Records from a data source:
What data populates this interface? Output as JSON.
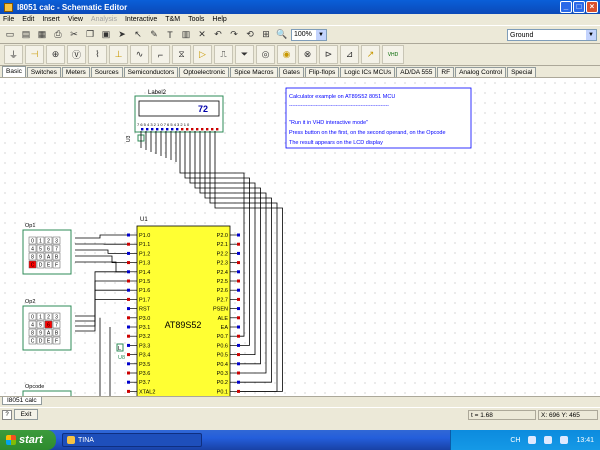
{
  "window": {
    "title": "I8051 calc - Schematic Editor",
    "minimize": "_",
    "maximize": "□",
    "close": "×"
  },
  "menu": [
    {
      "label": "File",
      "enabled": true
    },
    {
      "label": "Edit",
      "enabled": true
    },
    {
      "label": "Insert",
      "enabled": true
    },
    {
      "label": "View",
      "enabled": true
    },
    {
      "label": "Analysis",
      "enabled": false
    },
    {
      "label": "Interactive",
      "enabled": true
    },
    {
      "label": "T&M",
      "enabled": true
    },
    {
      "label": "Tools",
      "enabled": true
    },
    {
      "label": "Help",
      "enabled": true
    }
  ],
  "toolbar": {
    "zoom": "100%",
    "ground_select": "Ground",
    "dd_glyph": "▼"
  },
  "toolbar_icons": [
    "new-icon",
    "open-icon",
    "save-icon",
    "print-icon",
    "cut-icon",
    "copy-icon",
    "paste-icon",
    "pointer-icon",
    "arrow-icon",
    "pencil-icon",
    "text-icon",
    "bus-icon",
    "delete-icon",
    "undo-icon",
    "redo-icon",
    "rotate-icon",
    "grid-icon",
    "zoom-icon"
  ],
  "toolbar_icon_glyphs": [
    "▭",
    "▤",
    "▦",
    "⎙",
    "✂",
    "❐",
    "▣",
    "➤",
    "↖",
    "✎",
    "T",
    "▥",
    "✕",
    "↶",
    "↷",
    "⟲",
    "⊞",
    "🔍"
  ],
  "component_icons": [
    "ground-icon",
    "battery-icon",
    "dc-source-icon",
    "voltmeter-icon",
    "resistor-icon",
    "capacitor-icon",
    "inductor-icon",
    "switch-icon",
    "transformer-icon",
    "diode-icon",
    "npn-icon",
    "pnp-icon",
    "lamp-icon",
    "jumper-icon",
    "led-icon",
    "opamp-icon",
    "relay-icon",
    "probe-icon"
  ],
  "component_glyphs": [
    "⏚",
    "⊣",
    "⊕",
    "Ⓥ",
    "⌇",
    "⊥",
    "∿",
    "⌐",
    "⧖",
    "▷",
    "⎍",
    "⏷",
    "◎",
    "◉",
    "⊗",
    "⊳",
    "⊿",
    "↗"
  ],
  "vhd_label": "VHD",
  "tabs": [
    "Basic",
    "Switches",
    "Meters",
    "Sources",
    "Semiconductors",
    "Optoelectronic",
    "Spice Macros",
    "Gates",
    "Flip-flops",
    "Logic ICs MCUs",
    "AD/DA 555",
    "RF",
    "Analog Control",
    "Special"
  ],
  "active_tab": "Basic",
  "lcd": {
    "title": "Label2",
    "value": "72",
    "pins": "7 6 5 4 3 2 1 0 7 6 5 4 3 2 1 0",
    "designator": "U3"
  },
  "note": {
    "line1": "Calculator example on AT89S52 8051 MCU",
    "line2": "------------------------------------------------------------",
    "line3": "\"Run it in VHD interactive mode\"",
    "line4": "Press button on the first, on the second operand, on the Opcode",
    "line5": "The result appears on the LCD display"
  },
  "mcu": {
    "designator": "U1",
    "part": "AT89S52",
    "left_pins": [
      "P1.0",
      "P1.1",
      "P1.2",
      "P1.3",
      "P1.4",
      "P1.5",
      "P1.6",
      "P1.7",
      "RST",
      "P3.0",
      "P3.1",
      "P3.2",
      "P3.3",
      "P3.4",
      "P3.5",
      "P3.6",
      "P3.7",
      "XTAL2"
    ],
    "right_pins": [
      "P2.0",
      "P2.1",
      "P2.2",
      "P2.3",
      "P2.4",
      "P2.5",
      "P2.6",
      "P2.7",
      "PSEN",
      "ALE",
      "EA",
      "P0.7",
      "P0.6",
      "P0.5",
      "P0.4",
      "P0.3",
      "P0.2",
      "P0.1"
    ]
  },
  "keypads": [
    {
      "label": "Op1",
      "keys": [
        "0",
        "1",
        "2",
        "3",
        "4",
        "5",
        "6",
        "7",
        "8",
        "9",
        "A",
        "B",
        "C",
        "D",
        "E",
        "F"
      ],
      "pressed": "C"
    },
    {
      "label": "Op2",
      "keys": [
        "0",
        "1",
        "2",
        "3",
        "4",
        "5",
        "6",
        "7",
        "8",
        "9",
        "A",
        "B",
        "C",
        "D",
        "E",
        "F"
      ],
      "pressed": "6"
    },
    {
      "label": "Opcode"
    }
  ],
  "small_labels": {
    "l": "L",
    "u5": "U5",
    "u8": "U8"
  },
  "document_tab": "I8051 calc",
  "status": {
    "exit": "Exit",
    "time": "t = 1.68",
    "coords": "X: 696 Y: 465",
    "icon": "?"
  },
  "taskbar": {
    "start": "start",
    "task": "TINA",
    "lang": "CH",
    "clock": "13:41"
  },
  "colors": {
    "mcu_fill": "#ffff33",
    "wire": "#000000",
    "title_blue": "#0b49b8",
    "note_text": "#0000ff",
    "pressed_key": "#ff0000",
    "green_box": "#2e8b57"
  }
}
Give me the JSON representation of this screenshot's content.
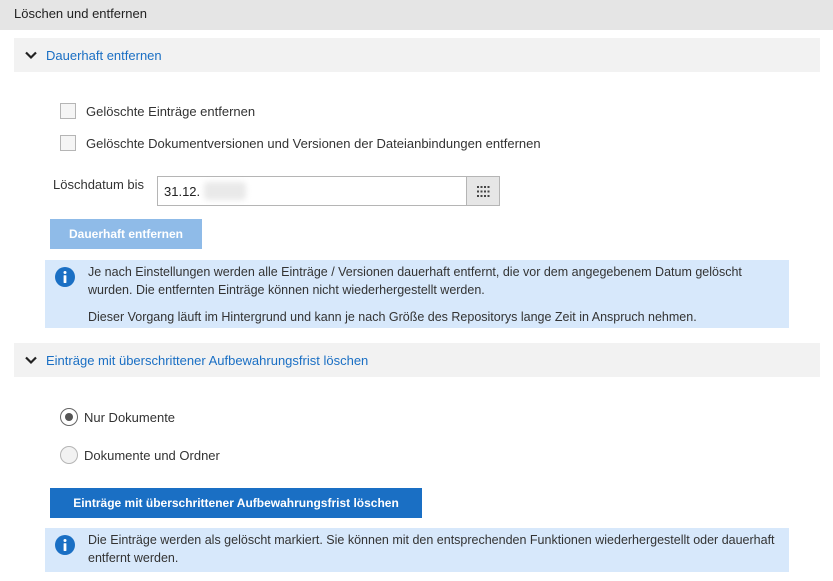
{
  "page": {
    "title": "Löschen und entfernen"
  },
  "section_remove": {
    "header": "Dauerhaft entfernen",
    "checkbox_entries": "Gelöschte Einträge entfernen",
    "checkbox_versions": "Gelöschte Dokumentversionen und Versionen der Dateianbindungen entfernen",
    "date_label": "Löschdatum bis",
    "date_value": "31.12.",
    "button": "Dauerhaft entfernen",
    "info_line1": "Je nach Einstellungen werden alle Einträge / Versionen dauerhaft entfernt, die vor dem angegebenem Datum gelöscht wurden. Die entfernten Einträge können nicht wiederhergestellt werden.",
    "info_line2": "Dieser Vorgang läuft im Hintergrund und kann je nach Größe des Repositorys lange Zeit in Anspruch nehmen."
  },
  "section_retention": {
    "header": "Einträge mit überschrittener Aufbewahrungsfrist löschen",
    "radio_documents": "Nur Dokumente",
    "radio_documents_folders": "Dokumente und Ordner",
    "selected": "Nur Dokumente",
    "button": "Einträge mit überschrittener Aufbewahrungsfrist löschen",
    "info": "Die Einträge werden als gelöscht markiert. Sie können mit den entsprechenden Funktionen wiederhergestellt oder dauerhaft entfernt werden."
  },
  "colors": {
    "accent": "#1a6fc4",
    "info_background": "#d7e8fb",
    "disabled_button": "#8fbbe8"
  }
}
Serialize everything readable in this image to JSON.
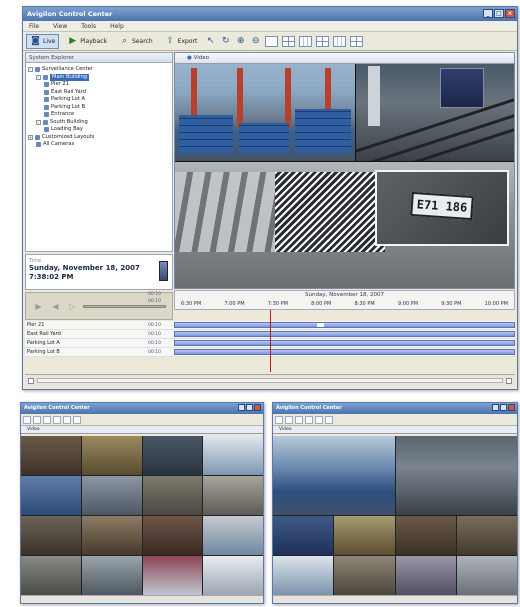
{
  "main_window": {
    "title": "Avigilon Control Center",
    "menu": [
      "File",
      "View",
      "Tools",
      "Help"
    ],
    "toolbar": {
      "live_label": "Live",
      "playback_label": "Playback",
      "search_label": "Search",
      "export_label": "Export"
    },
    "tree_header": "System Explorer",
    "tree": [
      {
        "label": "Surveillance Center",
        "level": 0,
        "expander": "-"
      },
      {
        "label": "Main Building",
        "level": 1,
        "expander": "-",
        "selected": true
      },
      {
        "label": "Pier 21",
        "level": 2
      },
      {
        "label": "East Rail Yard",
        "level": 2
      },
      {
        "label": "Parking Lot A",
        "level": 2
      },
      {
        "label": "Parking Lot B",
        "level": 2
      },
      {
        "label": "Entrance",
        "level": 2
      },
      {
        "label": "South Building",
        "level": 1,
        "expander": "-"
      },
      {
        "label": "Loading Bay",
        "level": 2
      },
      {
        "label": "Customized Layouts",
        "level": 0,
        "expander": "+"
      },
      {
        "label": "All Cameras",
        "level": 1
      }
    ],
    "date_panel": {
      "caption": "Time",
      "date": "Sunday, November 18, 2007",
      "time": "7:38:02 PM"
    },
    "video_tab": "Video",
    "plate_text": "E71 186",
    "timeline": {
      "date": "Sunday, November 18, 2007",
      "times": [
        "6:30 PM",
        "7:00 PM",
        "7:30 PM",
        "8:00 PM",
        "8:30 PM",
        "9:00 PM",
        "9:30 PM",
        "10:00 PM"
      ],
      "zoom_marks": [
        "00:10",
        "00:10"
      ],
      "rows": [
        {
          "label": "Pier 21",
          "zoom": "00:10",
          "gap": [
            0.42,
            0.44
          ]
        },
        {
          "label": "East Rail Yard",
          "zoom": "00:10"
        },
        {
          "label": "Parking Lot A",
          "zoom": "00:10"
        },
        {
          "label": "Parking Lot B",
          "zoom": "00:10"
        }
      ]
    }
  },
  "left_window": {
    "title": "Avigilon Control Center",
    "tab": "Video"
  },
  "right_window": {
    "title": "Avigilon Control Center",
    "tab": "Video"
  }
}
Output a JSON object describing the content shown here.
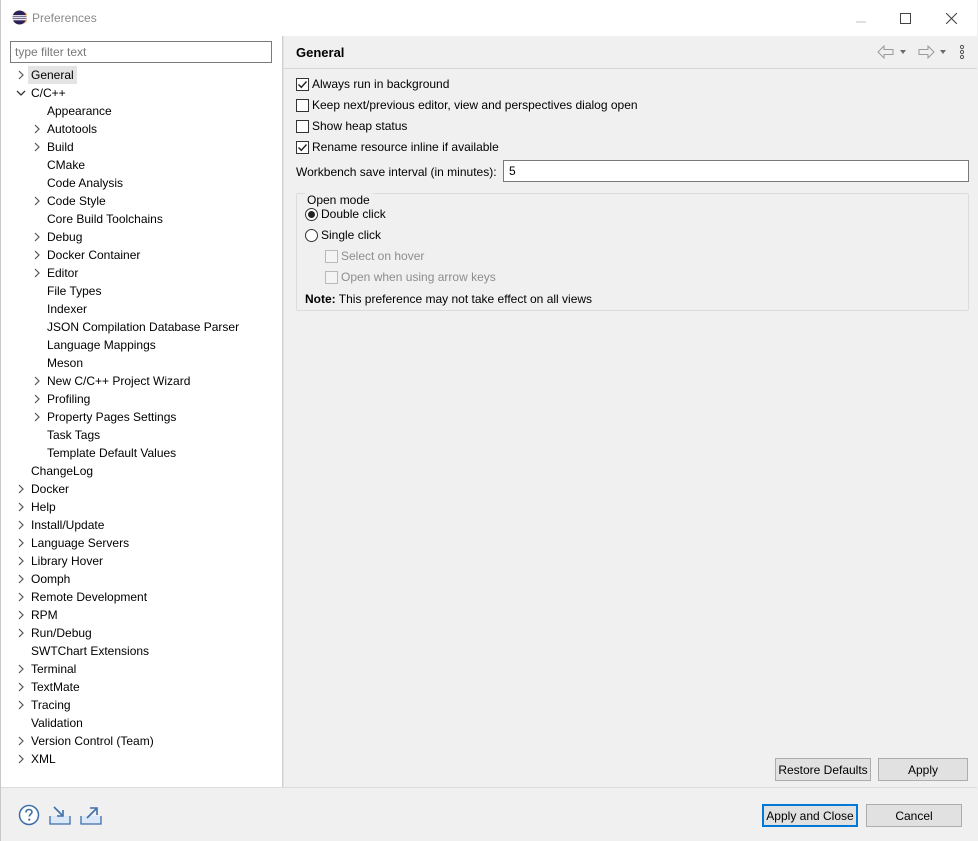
{
  "window": {
    "title": "Preferences"
  },
  "filter": {
    "placeholder": "type filter text"
  },
  "tree": {
    "general": "General",
    "cpp": "C/C++",
    "cpp_children": [
      "Appearance",
      "Autotools",
      "Build",
      "CMake",
      "Code Analysis",
      "Code Style",
      "Core Build Toolchains",
      "Debug",
      "Docker Container",
      "Editor",
      "File Types",
      "Indexer",
      "JSON Compilation Database Parser",
      "Language Mappings",
      "Meson",
      "New C/C++ Project Wizard",
      "Profiling",
      "Property Pages Settings",
      "Task Tags",
      "Template Default Values"
    ],
    "top_level": [
      "ChangeLog",
      "Docker",
      "Help",
      "Install/Update",
      "Language Servers",
      "Library Hover",
      "Oomph",
      "Remote Development",
      "RPM",
      "Run/Debug",
      "SWTChart Extensions",
      "Terminal",
      "TextMate",
      "Tracing",
      "Validation",
      "Version Control (Team)",
      "XML"
    ]
  },
  "page": {
    "title": "General",
    "always_run": "Always run in background",
    "keep_dialog": "Keep next/previous editor, view and perspectives dialog open",
    "heap_status": "Show heap status",
    "rename_inline": "Rename resource inline if available",
    "save_interval_label": "Workbench save interval (in minutes):",
    "save_interval_value": "5",
    "open_mode": {
      "legend": "Open mode",
      "double_click": "Double click",
      "single_click": "Single click",
      "select_on_hover": "Select on hover",
      "open_arrow_keys": "Open when using arrow keys",
      "note_label": "Note:",
      "note_text": "This preference may not take effect on all views"
    }
  },
  "buttons": {
    "restore_defaults": "Restore Defaults",
    "apply": "Apply",
    "apply_and_close": "Apply and Close",
    "cancel": "Cancel"
  },
  "icons": {
    "app": "eclipse-icon",
    "help": "help-icon",
    "import": "import-icon",
    "export": "export-icon",
    "back": "back-arrow-icon",
    "forward": "forward-arrow-icon",
    "menu": "view-menu-icon"
  }
}
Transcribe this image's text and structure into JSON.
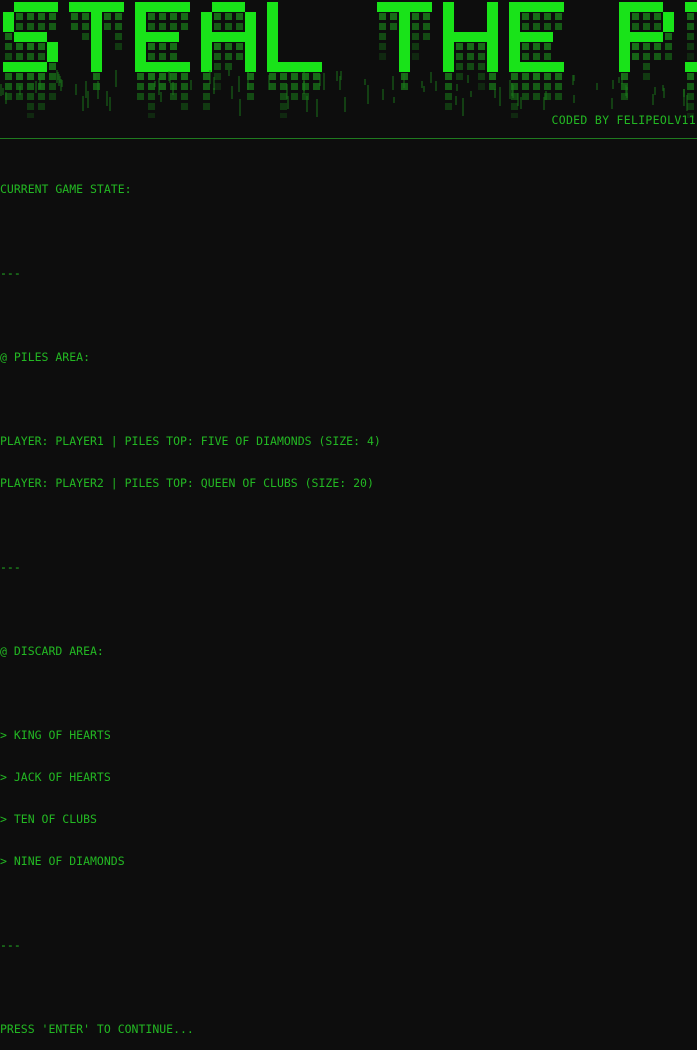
{
  "banner": {
    "title": "STEAL THE PILE",
    "credit": "CODED BY FELIPEOLV11",
    "colors": {
      "bright": "#19e319",
      "dim": "#1a7d1a",
      "text": "#23b823",
      "background": "#0d0d0d"
    }
  },
  "state": {
    "heading": "CURRENT GAME STATE:",
    "separator": "---",
    "piles_heading": "@ PILES AREA:",
    "piles": [
      "PLAYER: PLAYER1 | PILES TOP: FIVE OF DIAMONDS (SIZE: 4)",
      "PLAYER: PLAYER2 | PILES TOP: QUEEN OF CLUBS (SIZE: 20)"
    ],
    "discard_heading": "@ DISCARD AREA:",
    "discard": [
      "> KING OF HEARTS",
      "> JACK OF HEARTS",
      "> TEN OF CLUBS",
      "> NINE OF DIAMONDS"
    ],
    "prompt": "PRESS 'ENTER' TO CONTINUE..."
  }
}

Short problem
Identify the lines in the entries above that contain "Parking", then copy them out.

Answer for this exercise
        "label": "Parking Lot A",
        "label": "Parking Lot B",
          "label": "Parking Lot A",
          "label": "Parking Lot B",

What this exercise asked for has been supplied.